I loved your book So good. They can't ignore you But it seems to me that only a small minority of people can possess rare and valuable skills at any given time Does this mean only a minority of people can succeed in achieving the ideal laid out in your book?

If not, what would a world where most people are so good. They can't be ignored look like Thank you very much for your time Good question Larry. It allows me to clarify something. Yes, the big idea in my 2012 book Be so good. They can't ignore you is That you should build what I called rare and valuable skills Use those as leverage then to take control over your career move it towards things that resonate and away from things that don't More more recently.

I might talk about that as use that leverage to get closer to your ideal lifestyle Same idea. So Larry is saying well, who's how many people can really have rare and valuable skills? How many people are going to be a world-class writer or mathematician or something like this and this is an important clarification Your definition Larry what you're thinking of when you think of rare and valuable skills is too broad Too strict I should say when you're thinking rare and valuable skills.

→ Supplied information

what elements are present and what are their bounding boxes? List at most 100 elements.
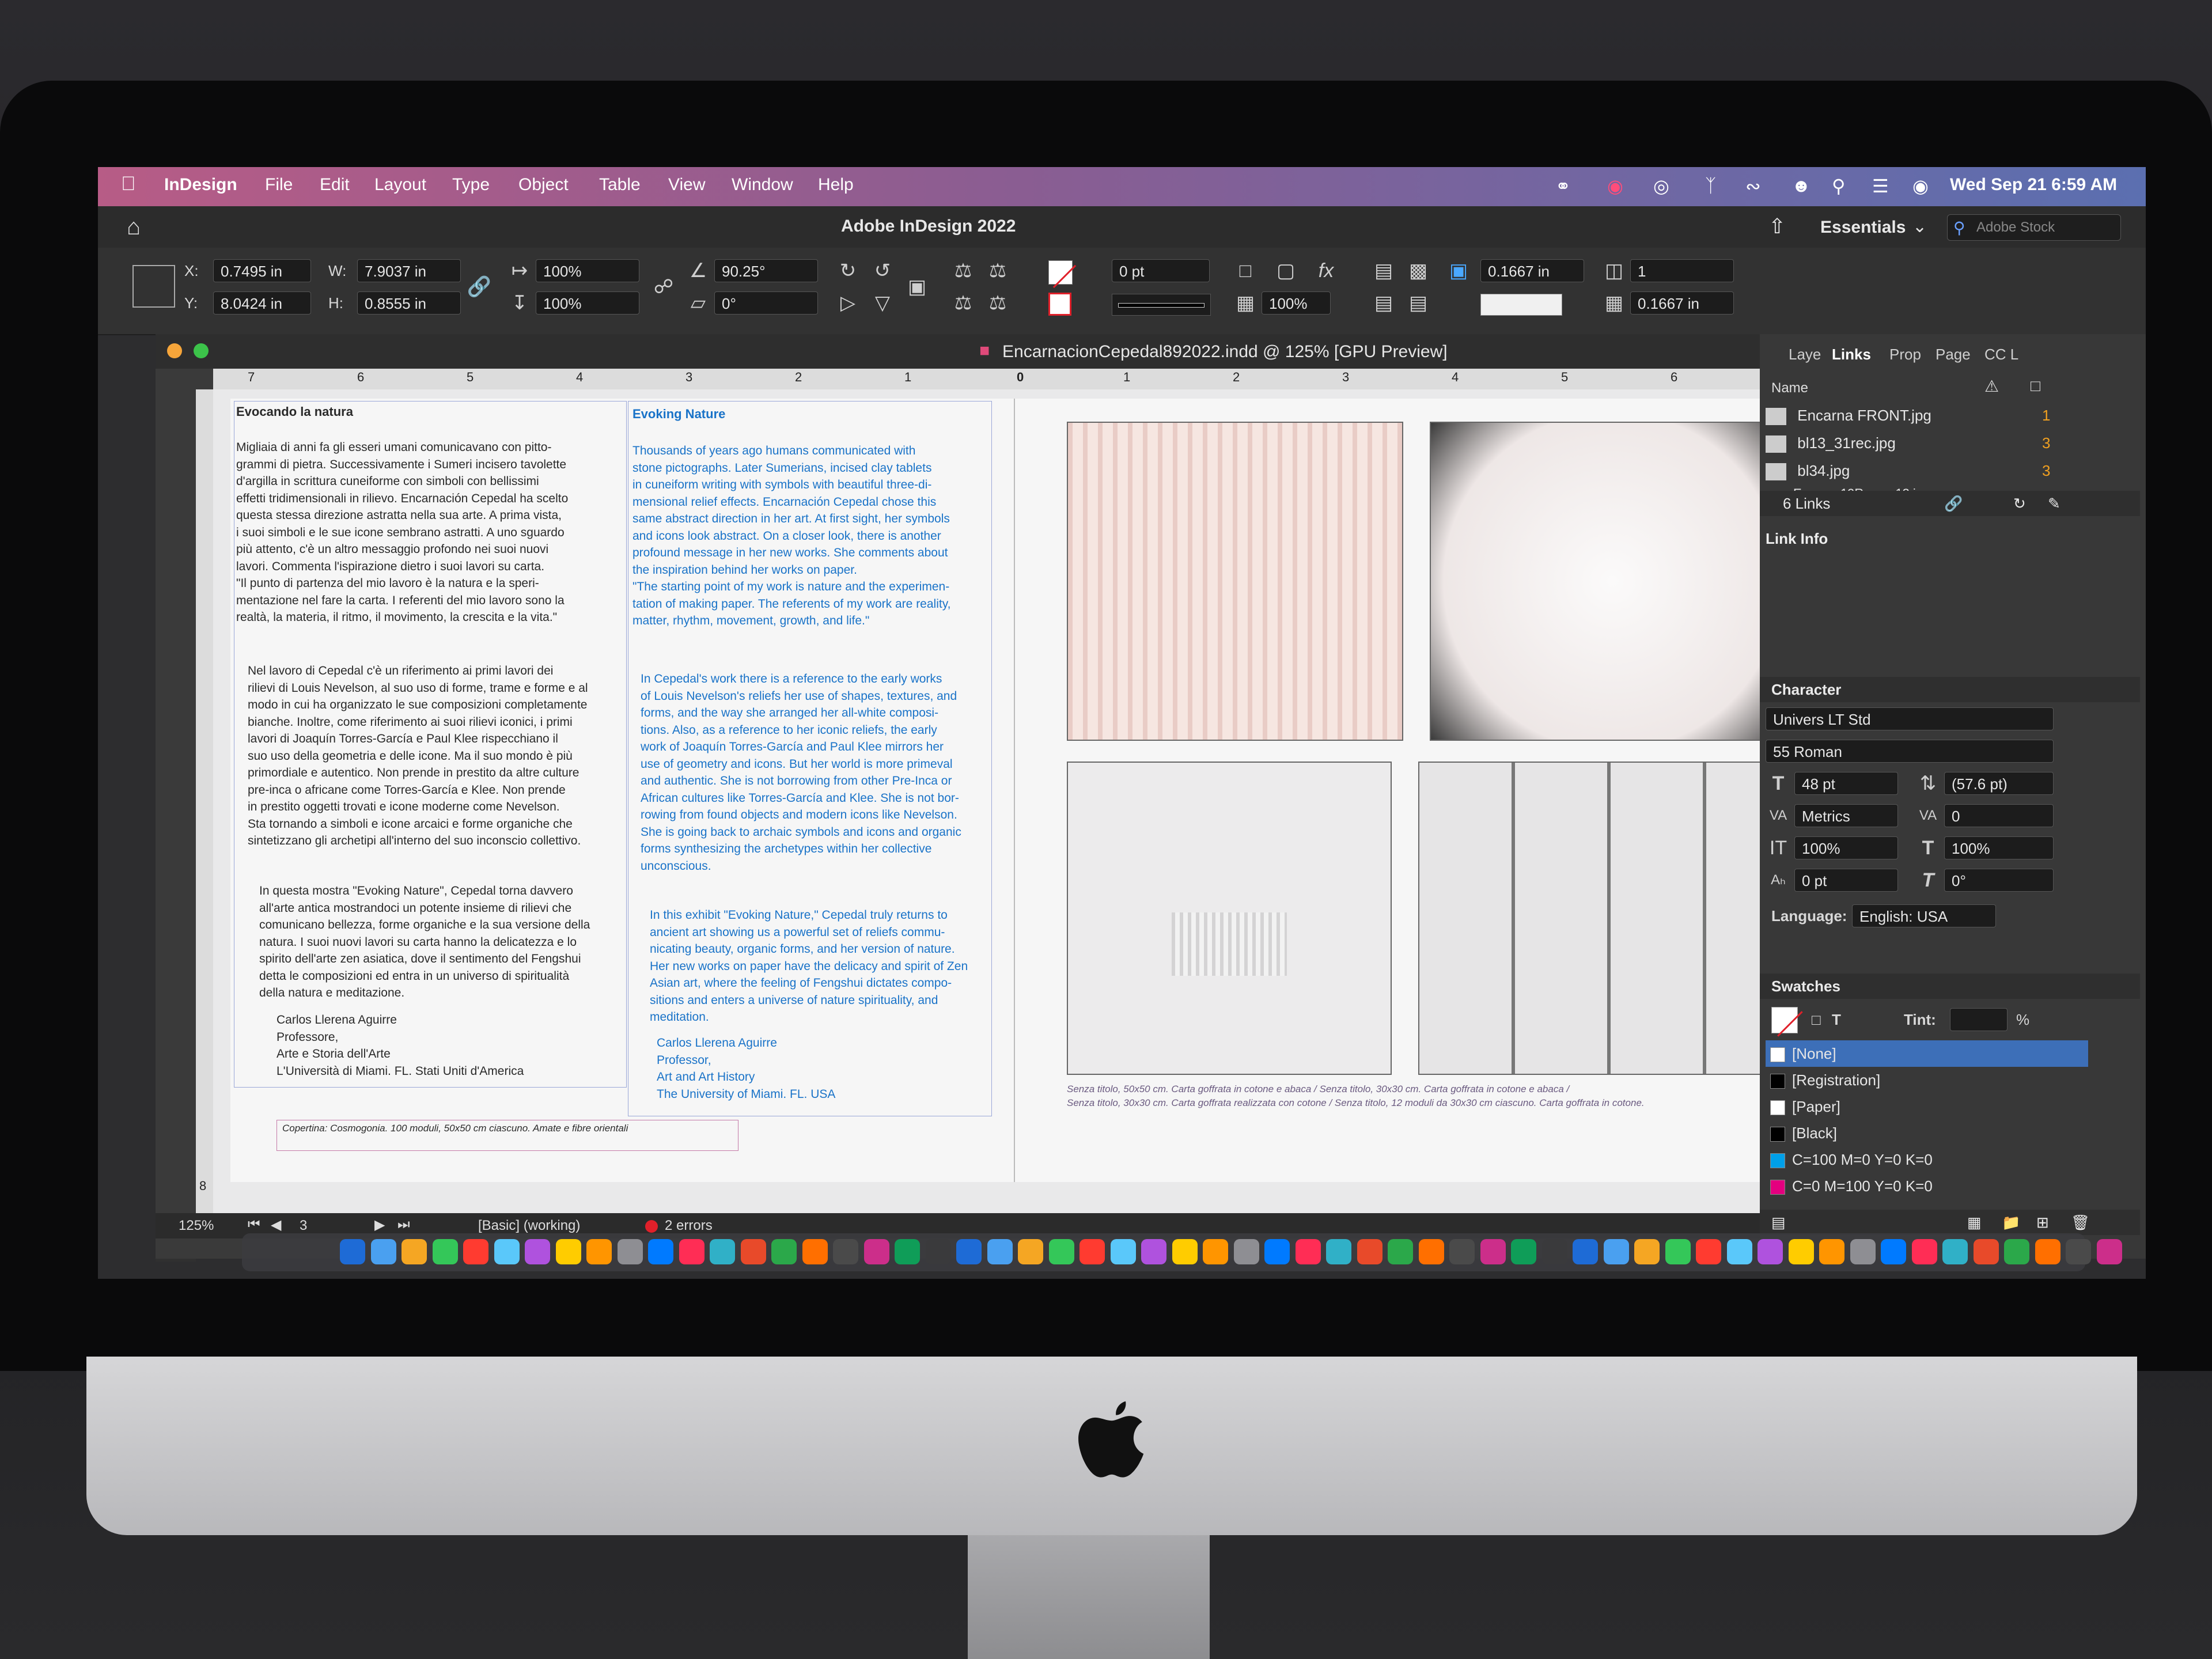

→ Work to complete
a - Answer these from the career-advice transcript:
(i) In what year did the book discussed come out?
(ii) According to the book's big idea, skills are to be used as what?
(iii) Which two kinds of world-class figures are named as examples?
b - Copy word for word the part of the career-advice transcript that opens with the words containing "I loved your" and closes with "in your book?".
c - Take the career-advice transcript further, picking up after its final sentence.
The material is separate from the transcript.

→ Expected answers
a -
(i) 2012
(ii) Leverage
(iii) A writer and a mathematician

b -
I loved your book So good. They can't ignore you But it seems to me that only a small minority of people can possess rare and valuable skills at any given time Does this mean only a minority of people can succeed in achieving the ideal laid out in your book?

c -
You're thinking at large scales of Competition rather that you're the best That's way too strict and ambitious when I say rare and valuable skills. I mean you can do something for your employer that is valuable to your employer and They don't have a lot of other people who can do that for them right now So the scope for rare and valuable skills is your employment situation?

So everyone can have rare and valuable skills that give them leverage. I mean, let's get concrete Let's say you went to college you have an entry-level job You're working at a communications nonprofit outside of Boston. You have your fancy degree, but you're starting at an entry-level job. You're basically They'll call you an associate but you're kind of like an assistant to someone who's higher up You're helping organize projects and trips that they work on something like this right a very standard sort of entry-level job What would rare and valuable skills mean right there?

well, you are Reliable you accomplish the things you say you're going to accomplish you're organized You you learn and understand Whatever it is that the people you assist do So you can make their life easier Maybe they work with a particular in this and I'm thinking about an actual person actual job here This is actually a job.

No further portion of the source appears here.